• _Entries from a visual dataset_:
* Start *
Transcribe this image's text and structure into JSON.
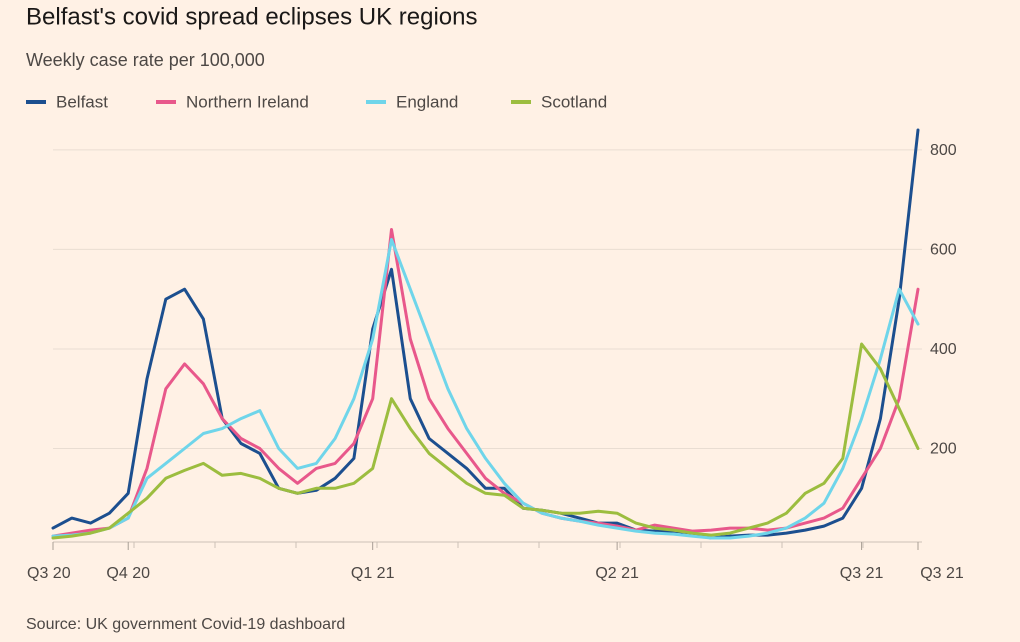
{
  "chart_data": {
    "type": "line",
    "title": "Belfast's covid spread eclipses UK regions",
    "subtitle": "Weekly case rate per 100,000",
    "source": "Source: UK government Covid-19 dashboard",
    "categories": [
      "Q3 20",
      null,
      null,
      null,
      "Q4 20",
      null,
      null,
      null,
      null,
      null,
      null,
      null,
      null,
      null,
      null,
      null,
      null,
      "Q1 21",
      null,
      null,
      null,
      null,
      null,
      null,
      null,
      null,
      null,
      null,
      null,
      null,
      "Q2 21",
      null,
      null,
      null,
      null,
      null,
      null,
      null,
      null,
      null,
      null,
      null,
      null,
      "Q3 21",
      null,
      null,
      "Q3 21"
    ],
    "series": [
      {
        "name": "Belfast",
        "color": "#1c4f8f",
        "values": [
          40,
          60,
          50,
          70,
          110,
          340,
          500,
          520,
          460,
          260,
          210,
          190,
          120,
          110,
          116,
          140,
          180,
          440,
          560,
          300,
          220,
          190,
          160,
          120,
          120,
          80,
          76,
          70,
          60,
          50,
          50,
          36,
          34,
          34,
          30,
          20,
          24,
          26,
          26,
          30,
          36,
          44,
          60,
          120,
          260,
          500,
          840
        ]
      },
      {
        "name": "Northern Ireland",
        "color": "#e8588b",
        "values": [
          24,
          30,
          36,
          40,
          60,
          160,
          320,
          370,
          330,
          260,
          220,
          200,
          160,
          130,
          160,
          170,
          210,
          300,
          640,
          420,
          300,
          240,
          190,
          140,
          110,
          90,
          70,
          60,
          54,
          50,
          44,
          36,
          46,
          40,
          34,
          36,
          40,
          40,
          36,
          40,
          50,
          60,
          80,
          140,
          200,
          300,
          520
        ]
      },
      {
        "name": "England",
        "color": "#6fd5ea",
        "values": [
          24,
          26,
          30,
          40,
          60,
          140,
          170,
          200,
          230,
          240,
          260,
          276,
          200,
          160,
          170,
          220,
          300,
          420,
          620,
          520,
          420,
          320,
          240,
          180,
          130,
          90,
          70,
          60,
          54,
          46,
          40,
          34,
          30,
          28,
          24,
          20,
          20,
          24,
          30,
          40,
          60,
          90,
          160,
          260,
          380,
          520,
          450
        ]
      },
      {
        "name": "Scotland",
        "color": "#9cbd3f",
        "values": [
          20,
          24,
          30,
          40,
          70,
          100,
          140,
          156,
          170,
          146,
          150,
          140,
          120,
          110,
          120,
          120,
          130,
          160,
          300,
          240,
          190,
          160,
          130,
          110,
          106,
          80,
          76,
          70,
          70,
          74,
          70,
          50,
          40,
          36,
          30,
          26,
          30,
          40,
          50,
          70,
          110,
          130,
          180,
          410,
          360,
          280,
          200
        ]
      }
    ],
    "ylim": [
      0,
      850
    ],
    "yticks": [
      200,
      400,
      600,
      800
    ],
    "grid": true
  }
}
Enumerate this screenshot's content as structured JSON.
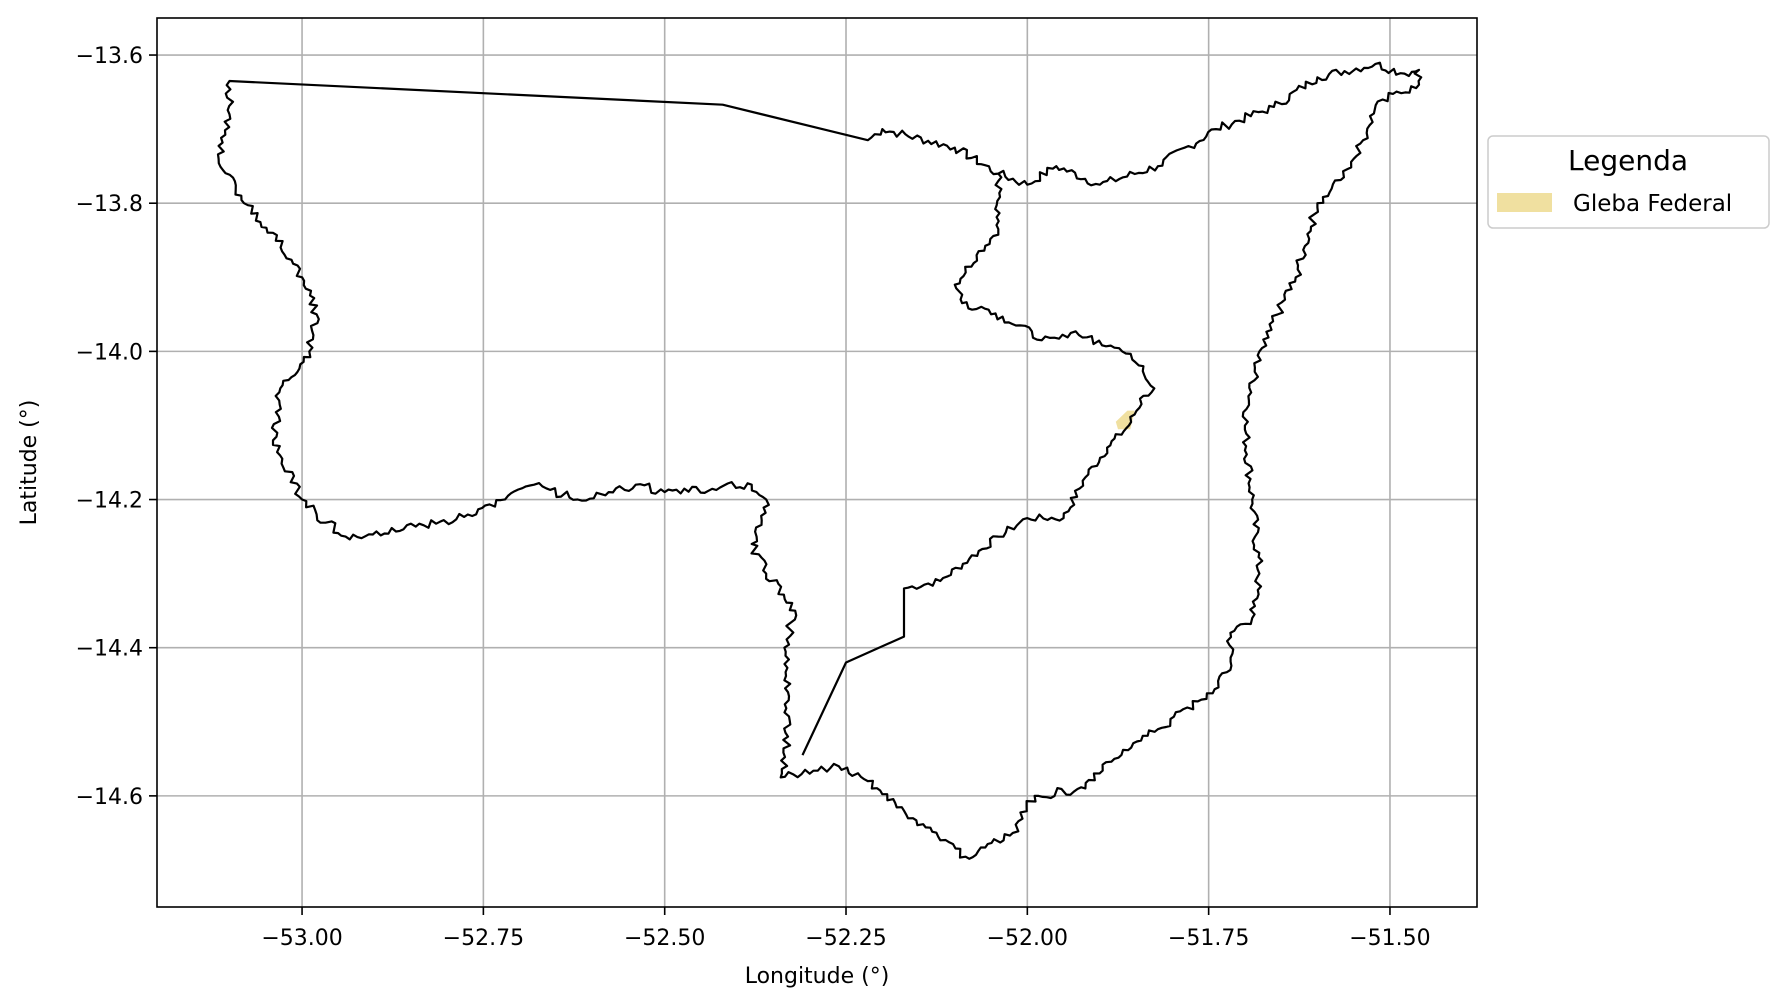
* End *
• _Exercise instructions_: Repeat the material above word for word and skip every image in it.

• _Solution for this task_:
Transcribe this image's text and structure into JSON.
{
  "chart_data": {
    "type": "line",
    "title": "Belfast's covid spread eclipses UK regions",
    "subtitle": "Weekly case rate per 100,000",
    "source": "Source: UK government Covid-19 dashboard",
    "categories": [
      "Q3 20",
      null,
      null,
      null,
      "Q4 20",
      null,
      null,
      null,
      null,
      null,
      null,
      null,
      null,
      null,
      null,
      null,
      null,
      "Q1 21",
      null,
      null,
      null,
      null,
      null,
      null,
      null,
      null,
      null,
      null,
      null,
      null,
      "Q2 21",
      null,
      null,
      null,
      null,
      null,
      null,
      null,
      null,
      null,
      null,
      null,
      null,
      "Q3 21",
      null,
      null,
      "Q3 21"
    ],
    "series": [
      {
        "name": "Belfast",
        "color": "#1c4f8f",
        "values": [
          40,
          60,
          50,
          70,
          110,
          340,
          500,
          520,
          460,
          260,
          210,
          190,
          120,
          110,
          116,
          140,
          180,
          440,
          560,
          300,
          220,
          190,
          160,
          120,
          120,
          80,
          76,
          70,
          60,
          50,
          50,
          36,
          34,
          34,
          30,
          20,
          24,
          26,
          26,
          30,
          36,
          44,
          60,
          120,
          260,
          500,
          840
        ]
      },
      {
        "name": "Northern Ireland",
        "color": "#e8588b",
        "values": [
          24,
          30,
          36,
          40,
          60,
          160,
          320,
          370,
          330,
          260,
          220,
          200,
          160,
          130,
          160,
          170,
          210,
          300,
          640,
          420,
          300,
          240,
          190,
          140,
          110,
          90,
          70,
          60,
          54,
          50,
          44,
          36,
          46,
          40,
          34,
          36,
          40,
          40,
          36,
          40,
          50,
          60,
          80,
          140,
          200,
          300,
          520
        ]
      },
      {
        "name": "England",
        "color": "#6fd5ea",
        "values": [
          24,
          26,
          30,
          40,
          60,
          140,
          170,
          200,
          230,
          240,
          260,
          276,
          200,
          160,
          170,
          220,
          300,
          420,
          620,
          520,
          420,
          320,
          240,
          180,
          130,
          90,
          70,
          60,
          54,
          46,
          40,
          34,
          30,
          28,
          24,
          20,
          20,
          24,
          30,
          40,
          60,
          90,
          160,
          260,
          380,
          520,
          450
        ]
      },
      {
        "name": "Scotland",
        "color": "#9cbd3f",
        "values": [
          20,
          24,
          30,
          40,
          70,
          100,
          140,
          156,
          170,
          146,
          150,
          140,
          120,
          110,
          120,
          120,
          130,
          160,
          300,
          240,
          190,
          160,
          130,
          110,
          106,
          80,
          76,
          70,
          70,
          74,
          70,
          50,
          40,
          36,
          30,
          26,
          30,
          40,
          50,
          70,
          110,
          130,
          180,
          410,
          360,
          280,
          200
        ]
      }
    ],
    "ylim": [
      0,
      850
    ],
    "yticks": [
      200,
      400,
      600,
      800
    ],
    "grid": true
  }
}
Enumerate this screenshot's content as structured JSON.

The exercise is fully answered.